▸ **Supplied information**:
================================

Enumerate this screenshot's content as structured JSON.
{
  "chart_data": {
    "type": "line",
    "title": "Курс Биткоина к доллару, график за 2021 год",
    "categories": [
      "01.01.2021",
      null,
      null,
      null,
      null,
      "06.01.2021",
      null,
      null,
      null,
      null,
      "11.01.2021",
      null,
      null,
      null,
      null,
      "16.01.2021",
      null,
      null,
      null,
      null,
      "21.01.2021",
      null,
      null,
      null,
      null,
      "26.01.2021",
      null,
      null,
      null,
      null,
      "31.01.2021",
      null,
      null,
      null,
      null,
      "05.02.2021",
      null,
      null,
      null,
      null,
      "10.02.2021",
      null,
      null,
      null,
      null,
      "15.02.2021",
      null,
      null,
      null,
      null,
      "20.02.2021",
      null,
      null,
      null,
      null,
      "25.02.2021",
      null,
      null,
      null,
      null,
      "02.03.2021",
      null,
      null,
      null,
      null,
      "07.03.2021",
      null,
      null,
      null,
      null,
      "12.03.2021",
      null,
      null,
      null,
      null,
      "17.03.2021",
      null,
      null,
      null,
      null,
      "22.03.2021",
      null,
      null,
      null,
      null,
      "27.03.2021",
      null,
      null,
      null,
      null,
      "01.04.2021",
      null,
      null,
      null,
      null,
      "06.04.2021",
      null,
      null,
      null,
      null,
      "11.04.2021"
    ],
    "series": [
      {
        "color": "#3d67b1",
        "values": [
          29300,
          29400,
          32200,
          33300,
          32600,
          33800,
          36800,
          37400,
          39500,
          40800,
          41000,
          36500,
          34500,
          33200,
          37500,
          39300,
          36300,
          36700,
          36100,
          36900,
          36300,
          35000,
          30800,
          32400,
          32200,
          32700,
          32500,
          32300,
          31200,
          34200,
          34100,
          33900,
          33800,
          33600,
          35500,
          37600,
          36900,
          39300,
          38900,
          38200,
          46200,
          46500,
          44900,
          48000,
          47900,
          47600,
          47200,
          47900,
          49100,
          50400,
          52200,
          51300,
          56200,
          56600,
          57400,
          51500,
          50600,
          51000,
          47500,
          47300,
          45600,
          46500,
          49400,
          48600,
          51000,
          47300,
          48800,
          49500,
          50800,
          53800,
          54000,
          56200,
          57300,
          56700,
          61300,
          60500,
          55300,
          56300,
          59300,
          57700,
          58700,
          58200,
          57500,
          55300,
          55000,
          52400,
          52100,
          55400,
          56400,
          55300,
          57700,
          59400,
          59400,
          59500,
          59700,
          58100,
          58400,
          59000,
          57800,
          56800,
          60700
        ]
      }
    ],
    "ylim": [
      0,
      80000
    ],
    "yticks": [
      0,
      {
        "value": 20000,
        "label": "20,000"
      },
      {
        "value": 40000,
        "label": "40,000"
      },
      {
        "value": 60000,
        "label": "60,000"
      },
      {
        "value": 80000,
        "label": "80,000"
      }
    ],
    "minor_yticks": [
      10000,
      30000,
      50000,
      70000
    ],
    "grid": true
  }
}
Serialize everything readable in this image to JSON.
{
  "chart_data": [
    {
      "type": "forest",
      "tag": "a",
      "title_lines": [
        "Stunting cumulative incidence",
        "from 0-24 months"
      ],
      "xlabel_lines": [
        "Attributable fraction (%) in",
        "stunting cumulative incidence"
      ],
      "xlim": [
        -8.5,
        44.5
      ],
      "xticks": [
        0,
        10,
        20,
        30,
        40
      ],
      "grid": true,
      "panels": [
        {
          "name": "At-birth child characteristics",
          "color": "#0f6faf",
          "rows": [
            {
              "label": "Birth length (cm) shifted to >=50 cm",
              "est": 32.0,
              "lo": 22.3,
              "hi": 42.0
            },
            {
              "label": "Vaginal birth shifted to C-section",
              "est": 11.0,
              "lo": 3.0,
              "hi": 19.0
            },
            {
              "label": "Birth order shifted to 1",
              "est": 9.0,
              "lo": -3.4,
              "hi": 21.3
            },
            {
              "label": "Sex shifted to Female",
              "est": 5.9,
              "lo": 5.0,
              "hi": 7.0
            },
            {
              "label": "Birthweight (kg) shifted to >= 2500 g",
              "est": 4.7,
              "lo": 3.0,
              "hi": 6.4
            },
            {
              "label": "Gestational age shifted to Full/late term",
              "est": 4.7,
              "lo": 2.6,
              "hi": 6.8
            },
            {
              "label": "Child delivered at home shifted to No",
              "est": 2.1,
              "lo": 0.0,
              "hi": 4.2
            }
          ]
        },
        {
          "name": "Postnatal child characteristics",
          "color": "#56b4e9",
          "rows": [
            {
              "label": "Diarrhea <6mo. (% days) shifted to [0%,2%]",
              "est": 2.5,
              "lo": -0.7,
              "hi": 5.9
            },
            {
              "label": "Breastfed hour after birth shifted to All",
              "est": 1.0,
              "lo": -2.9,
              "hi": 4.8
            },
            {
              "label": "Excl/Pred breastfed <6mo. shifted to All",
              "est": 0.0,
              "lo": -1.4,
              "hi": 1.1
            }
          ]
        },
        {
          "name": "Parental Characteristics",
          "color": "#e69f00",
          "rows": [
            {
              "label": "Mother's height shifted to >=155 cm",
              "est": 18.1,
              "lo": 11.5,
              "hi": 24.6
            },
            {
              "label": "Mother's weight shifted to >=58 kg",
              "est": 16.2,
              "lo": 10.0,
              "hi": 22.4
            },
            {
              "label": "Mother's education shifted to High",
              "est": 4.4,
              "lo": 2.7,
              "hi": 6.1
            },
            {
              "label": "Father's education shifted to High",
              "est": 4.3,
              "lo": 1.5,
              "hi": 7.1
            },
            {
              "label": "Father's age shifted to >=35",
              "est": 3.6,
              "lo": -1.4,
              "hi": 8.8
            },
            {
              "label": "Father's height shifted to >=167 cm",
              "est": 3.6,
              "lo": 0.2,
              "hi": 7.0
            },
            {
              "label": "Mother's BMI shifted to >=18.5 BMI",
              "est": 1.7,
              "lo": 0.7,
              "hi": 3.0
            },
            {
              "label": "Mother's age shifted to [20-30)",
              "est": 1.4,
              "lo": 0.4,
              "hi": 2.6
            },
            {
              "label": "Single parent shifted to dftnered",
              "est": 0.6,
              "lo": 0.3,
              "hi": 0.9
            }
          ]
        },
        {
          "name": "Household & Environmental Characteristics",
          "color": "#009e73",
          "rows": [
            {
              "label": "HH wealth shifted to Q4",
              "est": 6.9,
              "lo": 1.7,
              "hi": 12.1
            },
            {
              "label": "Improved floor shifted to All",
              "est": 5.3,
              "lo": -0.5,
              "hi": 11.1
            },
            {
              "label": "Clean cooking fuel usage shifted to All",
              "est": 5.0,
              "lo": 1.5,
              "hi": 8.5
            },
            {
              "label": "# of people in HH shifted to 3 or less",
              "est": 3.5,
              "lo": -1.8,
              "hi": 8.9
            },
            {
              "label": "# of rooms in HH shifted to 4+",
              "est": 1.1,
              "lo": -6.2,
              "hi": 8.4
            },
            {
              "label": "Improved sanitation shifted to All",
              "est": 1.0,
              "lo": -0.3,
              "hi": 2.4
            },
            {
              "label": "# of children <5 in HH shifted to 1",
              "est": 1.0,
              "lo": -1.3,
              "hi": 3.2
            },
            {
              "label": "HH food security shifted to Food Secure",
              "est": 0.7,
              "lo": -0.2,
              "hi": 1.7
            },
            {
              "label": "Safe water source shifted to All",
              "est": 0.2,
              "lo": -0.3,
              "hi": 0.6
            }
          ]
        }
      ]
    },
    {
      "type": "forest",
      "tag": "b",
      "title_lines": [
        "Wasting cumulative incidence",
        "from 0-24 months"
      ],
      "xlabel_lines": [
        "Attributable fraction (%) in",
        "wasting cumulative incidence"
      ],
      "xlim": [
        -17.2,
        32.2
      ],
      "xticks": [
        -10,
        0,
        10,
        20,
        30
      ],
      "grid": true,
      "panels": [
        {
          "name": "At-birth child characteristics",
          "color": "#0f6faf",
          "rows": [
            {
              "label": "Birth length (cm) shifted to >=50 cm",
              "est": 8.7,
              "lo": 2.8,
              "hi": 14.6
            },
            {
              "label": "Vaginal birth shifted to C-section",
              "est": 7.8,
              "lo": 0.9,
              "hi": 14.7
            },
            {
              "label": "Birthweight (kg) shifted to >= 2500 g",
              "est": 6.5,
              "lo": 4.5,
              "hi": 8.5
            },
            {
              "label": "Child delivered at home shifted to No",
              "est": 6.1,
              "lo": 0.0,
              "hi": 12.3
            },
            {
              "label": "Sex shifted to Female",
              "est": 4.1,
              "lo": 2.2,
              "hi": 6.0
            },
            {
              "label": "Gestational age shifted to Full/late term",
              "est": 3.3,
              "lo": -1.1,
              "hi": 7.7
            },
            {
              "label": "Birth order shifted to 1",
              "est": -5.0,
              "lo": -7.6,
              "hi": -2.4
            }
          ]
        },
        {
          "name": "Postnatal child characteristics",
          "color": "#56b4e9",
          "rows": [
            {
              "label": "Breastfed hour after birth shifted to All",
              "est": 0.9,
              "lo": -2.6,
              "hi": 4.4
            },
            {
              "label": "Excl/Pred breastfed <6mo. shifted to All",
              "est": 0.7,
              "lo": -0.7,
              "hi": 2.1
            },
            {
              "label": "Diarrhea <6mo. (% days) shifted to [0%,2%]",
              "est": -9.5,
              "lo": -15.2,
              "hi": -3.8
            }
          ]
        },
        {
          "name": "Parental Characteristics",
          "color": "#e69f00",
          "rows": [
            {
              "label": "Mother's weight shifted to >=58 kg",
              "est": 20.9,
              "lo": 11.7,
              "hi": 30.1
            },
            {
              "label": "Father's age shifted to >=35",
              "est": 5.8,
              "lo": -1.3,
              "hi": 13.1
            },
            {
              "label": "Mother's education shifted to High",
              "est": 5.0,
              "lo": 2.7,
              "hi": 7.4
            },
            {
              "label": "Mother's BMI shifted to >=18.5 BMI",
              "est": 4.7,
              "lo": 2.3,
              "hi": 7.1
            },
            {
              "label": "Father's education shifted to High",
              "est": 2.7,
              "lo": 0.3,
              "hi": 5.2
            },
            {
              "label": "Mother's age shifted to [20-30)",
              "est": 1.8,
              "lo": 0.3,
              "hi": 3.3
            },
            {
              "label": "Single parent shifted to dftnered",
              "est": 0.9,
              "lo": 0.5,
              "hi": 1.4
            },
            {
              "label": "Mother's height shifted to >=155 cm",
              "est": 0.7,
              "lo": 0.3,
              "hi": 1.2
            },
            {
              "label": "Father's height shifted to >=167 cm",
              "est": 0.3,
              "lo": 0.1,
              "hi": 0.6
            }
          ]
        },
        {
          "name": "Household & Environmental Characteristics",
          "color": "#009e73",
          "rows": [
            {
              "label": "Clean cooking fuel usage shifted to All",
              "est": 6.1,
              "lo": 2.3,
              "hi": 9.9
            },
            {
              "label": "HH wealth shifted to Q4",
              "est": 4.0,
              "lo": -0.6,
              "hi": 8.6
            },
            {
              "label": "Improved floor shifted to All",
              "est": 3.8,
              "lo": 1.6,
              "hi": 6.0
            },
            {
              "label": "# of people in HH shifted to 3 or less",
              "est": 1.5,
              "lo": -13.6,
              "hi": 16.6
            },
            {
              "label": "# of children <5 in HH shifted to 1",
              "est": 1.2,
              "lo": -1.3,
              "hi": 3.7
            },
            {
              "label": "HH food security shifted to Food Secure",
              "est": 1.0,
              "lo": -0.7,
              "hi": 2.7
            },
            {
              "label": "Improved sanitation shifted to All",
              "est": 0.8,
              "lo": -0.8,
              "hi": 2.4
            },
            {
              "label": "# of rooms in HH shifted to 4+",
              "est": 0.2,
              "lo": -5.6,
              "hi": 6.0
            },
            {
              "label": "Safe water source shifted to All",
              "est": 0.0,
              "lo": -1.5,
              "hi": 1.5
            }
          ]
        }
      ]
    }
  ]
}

================================

▸ **Do this**:
Filter lines by "cumulative" and return each hit.

▸ **Task answer**:
        "Stunting cumulative incidence",
        "stunting cumulative incidence"
        "Wasting cumulative incidence",
        "wasting cumulative incidence"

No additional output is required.